WHAT THE TASK REQUIRES: State how many lines of the entries hold the string "this", and output nothing but that count.
===== RECORDS SHOWN =====
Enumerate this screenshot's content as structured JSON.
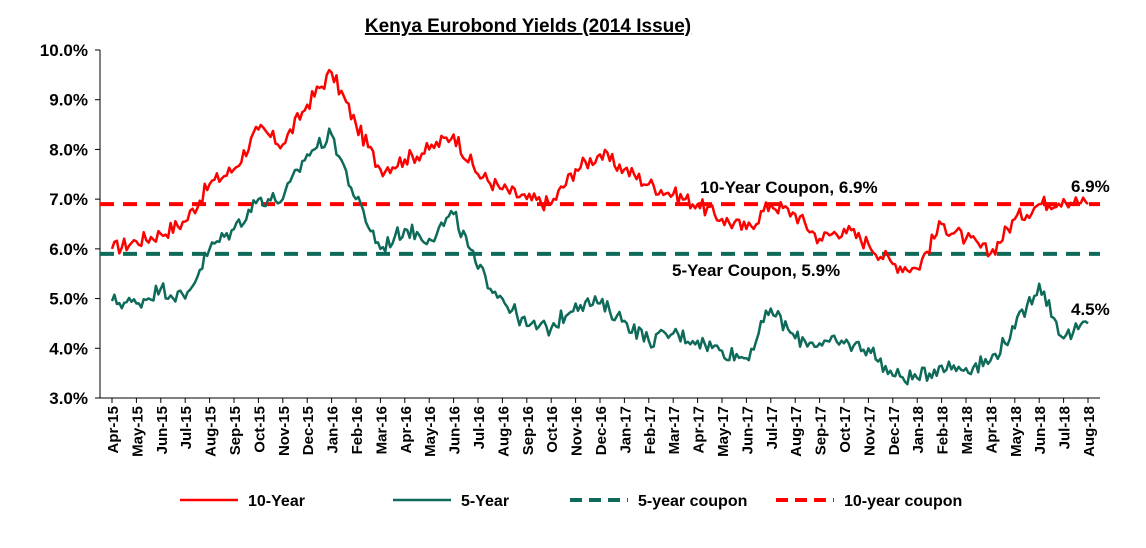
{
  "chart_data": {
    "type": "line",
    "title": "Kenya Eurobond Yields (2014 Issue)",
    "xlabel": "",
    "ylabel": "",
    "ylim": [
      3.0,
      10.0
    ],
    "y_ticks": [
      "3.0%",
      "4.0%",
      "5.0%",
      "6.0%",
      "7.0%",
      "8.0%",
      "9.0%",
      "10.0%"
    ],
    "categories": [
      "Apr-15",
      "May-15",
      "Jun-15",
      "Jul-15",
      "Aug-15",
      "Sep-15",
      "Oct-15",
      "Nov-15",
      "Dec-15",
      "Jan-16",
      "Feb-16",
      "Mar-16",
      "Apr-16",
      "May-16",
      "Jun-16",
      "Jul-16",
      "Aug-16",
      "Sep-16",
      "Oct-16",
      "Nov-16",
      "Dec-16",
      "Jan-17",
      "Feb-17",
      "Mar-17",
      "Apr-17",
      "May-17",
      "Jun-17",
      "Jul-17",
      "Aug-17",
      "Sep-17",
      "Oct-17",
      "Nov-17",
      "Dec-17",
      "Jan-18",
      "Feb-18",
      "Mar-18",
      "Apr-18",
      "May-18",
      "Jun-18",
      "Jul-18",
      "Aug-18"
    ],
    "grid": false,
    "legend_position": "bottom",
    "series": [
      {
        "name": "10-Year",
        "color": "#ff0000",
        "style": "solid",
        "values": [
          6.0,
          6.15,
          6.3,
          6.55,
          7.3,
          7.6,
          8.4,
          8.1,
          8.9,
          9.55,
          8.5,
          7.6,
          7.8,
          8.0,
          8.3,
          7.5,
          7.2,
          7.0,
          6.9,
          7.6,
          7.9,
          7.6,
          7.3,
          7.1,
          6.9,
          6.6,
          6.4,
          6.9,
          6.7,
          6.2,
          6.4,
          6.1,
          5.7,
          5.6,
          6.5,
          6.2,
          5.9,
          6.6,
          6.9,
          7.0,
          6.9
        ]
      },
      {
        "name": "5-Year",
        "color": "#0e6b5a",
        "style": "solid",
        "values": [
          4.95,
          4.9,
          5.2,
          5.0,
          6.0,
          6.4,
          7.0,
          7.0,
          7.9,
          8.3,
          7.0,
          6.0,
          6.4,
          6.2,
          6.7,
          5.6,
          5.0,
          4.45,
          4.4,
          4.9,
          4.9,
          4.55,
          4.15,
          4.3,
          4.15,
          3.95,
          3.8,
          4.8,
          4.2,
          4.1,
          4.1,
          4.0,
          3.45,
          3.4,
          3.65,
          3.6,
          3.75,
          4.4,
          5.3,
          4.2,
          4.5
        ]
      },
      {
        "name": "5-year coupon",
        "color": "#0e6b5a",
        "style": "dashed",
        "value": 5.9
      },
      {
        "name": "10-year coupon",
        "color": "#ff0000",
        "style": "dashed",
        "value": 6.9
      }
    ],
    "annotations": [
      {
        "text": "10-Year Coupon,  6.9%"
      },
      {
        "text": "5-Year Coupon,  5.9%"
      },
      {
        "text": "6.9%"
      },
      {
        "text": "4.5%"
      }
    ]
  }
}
=====
===== RECORDS SHOWN =====
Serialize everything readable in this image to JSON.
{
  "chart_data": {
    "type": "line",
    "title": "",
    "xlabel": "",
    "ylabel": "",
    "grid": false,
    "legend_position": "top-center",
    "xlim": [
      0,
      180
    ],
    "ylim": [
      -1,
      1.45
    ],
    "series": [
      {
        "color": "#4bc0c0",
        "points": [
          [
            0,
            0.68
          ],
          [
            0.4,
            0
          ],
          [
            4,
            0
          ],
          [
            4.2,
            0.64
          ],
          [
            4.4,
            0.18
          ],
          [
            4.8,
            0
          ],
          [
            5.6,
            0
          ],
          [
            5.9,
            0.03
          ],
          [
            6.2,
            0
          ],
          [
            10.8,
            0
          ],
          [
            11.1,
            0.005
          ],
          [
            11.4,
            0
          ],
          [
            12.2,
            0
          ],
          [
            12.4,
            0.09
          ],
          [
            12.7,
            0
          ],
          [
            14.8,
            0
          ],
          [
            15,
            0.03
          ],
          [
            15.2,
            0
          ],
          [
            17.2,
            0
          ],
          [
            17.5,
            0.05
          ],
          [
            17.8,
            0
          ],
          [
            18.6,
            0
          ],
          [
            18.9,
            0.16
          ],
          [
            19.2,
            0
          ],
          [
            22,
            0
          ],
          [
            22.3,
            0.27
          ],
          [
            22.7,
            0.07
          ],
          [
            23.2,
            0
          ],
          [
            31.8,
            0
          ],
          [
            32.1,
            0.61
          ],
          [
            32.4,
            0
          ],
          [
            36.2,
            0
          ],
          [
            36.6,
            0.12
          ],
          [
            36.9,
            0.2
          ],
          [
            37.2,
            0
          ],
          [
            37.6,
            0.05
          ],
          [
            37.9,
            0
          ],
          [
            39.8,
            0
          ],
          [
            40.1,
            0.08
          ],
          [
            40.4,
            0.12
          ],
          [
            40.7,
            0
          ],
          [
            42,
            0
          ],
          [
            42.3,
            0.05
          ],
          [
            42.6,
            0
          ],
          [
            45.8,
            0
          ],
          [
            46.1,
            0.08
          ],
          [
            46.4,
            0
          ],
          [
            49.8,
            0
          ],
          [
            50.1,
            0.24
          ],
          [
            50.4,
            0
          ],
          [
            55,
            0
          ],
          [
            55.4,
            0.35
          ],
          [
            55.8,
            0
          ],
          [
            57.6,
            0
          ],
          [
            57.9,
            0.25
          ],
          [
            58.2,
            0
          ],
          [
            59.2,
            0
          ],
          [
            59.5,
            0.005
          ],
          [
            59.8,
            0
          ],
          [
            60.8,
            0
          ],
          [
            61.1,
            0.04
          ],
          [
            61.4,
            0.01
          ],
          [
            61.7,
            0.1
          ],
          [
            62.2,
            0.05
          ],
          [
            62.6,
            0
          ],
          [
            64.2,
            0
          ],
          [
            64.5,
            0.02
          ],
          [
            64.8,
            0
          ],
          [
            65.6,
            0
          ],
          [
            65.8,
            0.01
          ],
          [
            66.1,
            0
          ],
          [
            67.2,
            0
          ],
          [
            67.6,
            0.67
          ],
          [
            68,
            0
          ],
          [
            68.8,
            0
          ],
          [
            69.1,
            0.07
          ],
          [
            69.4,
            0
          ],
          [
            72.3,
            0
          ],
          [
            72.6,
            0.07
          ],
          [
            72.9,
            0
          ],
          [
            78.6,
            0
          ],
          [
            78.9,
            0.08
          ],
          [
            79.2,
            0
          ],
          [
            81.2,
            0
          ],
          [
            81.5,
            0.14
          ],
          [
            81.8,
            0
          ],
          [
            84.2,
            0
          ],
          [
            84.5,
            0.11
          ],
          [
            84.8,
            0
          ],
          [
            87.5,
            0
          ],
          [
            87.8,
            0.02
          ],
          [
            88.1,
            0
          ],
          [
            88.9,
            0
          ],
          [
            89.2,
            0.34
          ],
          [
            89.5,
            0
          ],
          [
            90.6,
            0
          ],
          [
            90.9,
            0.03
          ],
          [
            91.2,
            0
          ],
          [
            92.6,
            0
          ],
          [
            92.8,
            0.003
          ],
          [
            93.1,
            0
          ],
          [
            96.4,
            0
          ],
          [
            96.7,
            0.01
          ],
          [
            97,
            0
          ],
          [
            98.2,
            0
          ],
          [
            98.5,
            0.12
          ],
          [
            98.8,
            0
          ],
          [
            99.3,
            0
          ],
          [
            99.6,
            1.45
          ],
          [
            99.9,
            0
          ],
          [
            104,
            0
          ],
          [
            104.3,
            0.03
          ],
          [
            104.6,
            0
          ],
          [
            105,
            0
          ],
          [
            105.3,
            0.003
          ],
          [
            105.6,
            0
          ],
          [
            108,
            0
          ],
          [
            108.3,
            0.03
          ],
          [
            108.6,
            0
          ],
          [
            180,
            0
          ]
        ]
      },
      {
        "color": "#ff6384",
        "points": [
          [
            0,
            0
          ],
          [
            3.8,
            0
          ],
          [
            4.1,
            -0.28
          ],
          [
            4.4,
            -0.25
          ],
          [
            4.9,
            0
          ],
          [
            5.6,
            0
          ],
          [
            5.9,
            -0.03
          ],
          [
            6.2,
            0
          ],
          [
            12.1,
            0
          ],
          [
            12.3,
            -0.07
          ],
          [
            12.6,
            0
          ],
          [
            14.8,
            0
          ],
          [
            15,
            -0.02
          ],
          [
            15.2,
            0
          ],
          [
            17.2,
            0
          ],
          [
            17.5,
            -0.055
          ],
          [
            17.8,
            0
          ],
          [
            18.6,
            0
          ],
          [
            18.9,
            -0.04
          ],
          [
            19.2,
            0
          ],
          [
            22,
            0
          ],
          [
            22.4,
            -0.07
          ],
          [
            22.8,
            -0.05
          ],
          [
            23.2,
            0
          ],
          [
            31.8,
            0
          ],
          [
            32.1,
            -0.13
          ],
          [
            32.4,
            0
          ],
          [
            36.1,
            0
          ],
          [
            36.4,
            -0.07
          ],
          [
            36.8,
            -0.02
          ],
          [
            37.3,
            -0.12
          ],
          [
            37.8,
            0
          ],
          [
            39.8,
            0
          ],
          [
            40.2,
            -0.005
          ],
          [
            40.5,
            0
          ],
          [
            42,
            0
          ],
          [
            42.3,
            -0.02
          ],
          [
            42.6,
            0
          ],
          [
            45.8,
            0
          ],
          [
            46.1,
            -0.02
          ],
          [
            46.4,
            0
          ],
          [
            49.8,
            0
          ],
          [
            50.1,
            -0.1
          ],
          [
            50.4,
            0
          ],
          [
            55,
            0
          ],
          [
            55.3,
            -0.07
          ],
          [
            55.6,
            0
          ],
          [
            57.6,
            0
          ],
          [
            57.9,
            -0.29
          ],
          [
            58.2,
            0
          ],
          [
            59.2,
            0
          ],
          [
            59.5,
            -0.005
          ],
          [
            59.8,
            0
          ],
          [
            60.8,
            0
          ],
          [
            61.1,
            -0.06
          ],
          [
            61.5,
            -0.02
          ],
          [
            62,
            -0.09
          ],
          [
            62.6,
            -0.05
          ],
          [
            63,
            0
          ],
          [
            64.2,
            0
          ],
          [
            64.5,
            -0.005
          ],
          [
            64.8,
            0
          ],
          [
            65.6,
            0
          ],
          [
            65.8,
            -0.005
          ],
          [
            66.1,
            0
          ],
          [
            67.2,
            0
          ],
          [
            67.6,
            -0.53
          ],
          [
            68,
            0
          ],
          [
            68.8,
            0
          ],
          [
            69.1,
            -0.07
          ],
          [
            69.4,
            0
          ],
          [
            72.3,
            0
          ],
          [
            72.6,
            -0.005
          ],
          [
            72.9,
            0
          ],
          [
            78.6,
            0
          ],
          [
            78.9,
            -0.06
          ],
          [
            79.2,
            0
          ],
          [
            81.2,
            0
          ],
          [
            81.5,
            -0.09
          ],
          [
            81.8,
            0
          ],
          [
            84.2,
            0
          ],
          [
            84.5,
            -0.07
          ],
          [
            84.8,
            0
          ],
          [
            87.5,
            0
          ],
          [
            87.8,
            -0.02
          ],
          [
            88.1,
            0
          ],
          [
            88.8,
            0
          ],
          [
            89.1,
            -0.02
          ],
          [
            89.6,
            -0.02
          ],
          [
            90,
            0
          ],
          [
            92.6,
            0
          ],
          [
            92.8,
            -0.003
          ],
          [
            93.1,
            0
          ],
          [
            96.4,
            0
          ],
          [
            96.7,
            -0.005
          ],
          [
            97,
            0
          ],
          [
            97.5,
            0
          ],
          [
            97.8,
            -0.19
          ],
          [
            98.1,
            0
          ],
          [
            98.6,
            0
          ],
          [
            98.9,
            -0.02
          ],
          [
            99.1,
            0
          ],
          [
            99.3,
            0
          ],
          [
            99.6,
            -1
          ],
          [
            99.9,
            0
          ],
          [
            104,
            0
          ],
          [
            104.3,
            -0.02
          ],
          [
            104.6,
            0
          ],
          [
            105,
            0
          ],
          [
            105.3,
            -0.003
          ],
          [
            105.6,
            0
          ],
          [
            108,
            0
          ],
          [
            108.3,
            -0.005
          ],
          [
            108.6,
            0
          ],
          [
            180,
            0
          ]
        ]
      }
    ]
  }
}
=====
TASK SOLUTION: 2